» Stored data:
==========
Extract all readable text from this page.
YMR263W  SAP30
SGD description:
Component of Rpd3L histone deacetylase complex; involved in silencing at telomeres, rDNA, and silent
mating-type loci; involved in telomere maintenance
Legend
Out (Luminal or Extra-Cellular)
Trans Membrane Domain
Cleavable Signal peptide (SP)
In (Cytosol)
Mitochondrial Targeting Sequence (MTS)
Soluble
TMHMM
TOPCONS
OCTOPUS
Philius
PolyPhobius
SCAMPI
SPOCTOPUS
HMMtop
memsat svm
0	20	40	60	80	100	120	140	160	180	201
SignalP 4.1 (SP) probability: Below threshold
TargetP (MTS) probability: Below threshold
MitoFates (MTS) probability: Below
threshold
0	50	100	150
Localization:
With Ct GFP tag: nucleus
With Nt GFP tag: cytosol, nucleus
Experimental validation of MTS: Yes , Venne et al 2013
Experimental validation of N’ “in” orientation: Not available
==========
» THE PROBLEM:
Repeat the records above with every character intact.

» TASK OUTPUT:
Extract all readable text from this page.
YMR263W  SAP30
SGD description:
Component of Rpd3L histone deacetylase complex; involved in silencing at telomeres, rDNA, and silent
mating-type loci; involved in telomere maintenance
Legend
Out (Luminal or Extra-Cellular)
Trans Membrane Domain
Cleavable Signal peptide (SP)
In (Cytosol)
Mitochondrial Targeting Sequence (MTS)
Soluble
TMHMM
TOPCONS
OCTOPUS
Philius
PolyPhobius
SCAMPI
SPOCTOPUS
HMMtop
memsat svm
0	20	40	60	80	100	120	140	160	180	201
SignalP 4.1 (SP) probability: Below threshold
TargetP (MTS) probability: Below threshold
MitoFates (MTS) probability: Below
threshold
0	50	100	150
Localization:
With Ct GFP tag: nucleus
With Nt GFP tag: cytosol, nucleus
Experimental validation of MTS: Yes , Venne et al 2013
Experimental validation of N’ “in” orientation: Not available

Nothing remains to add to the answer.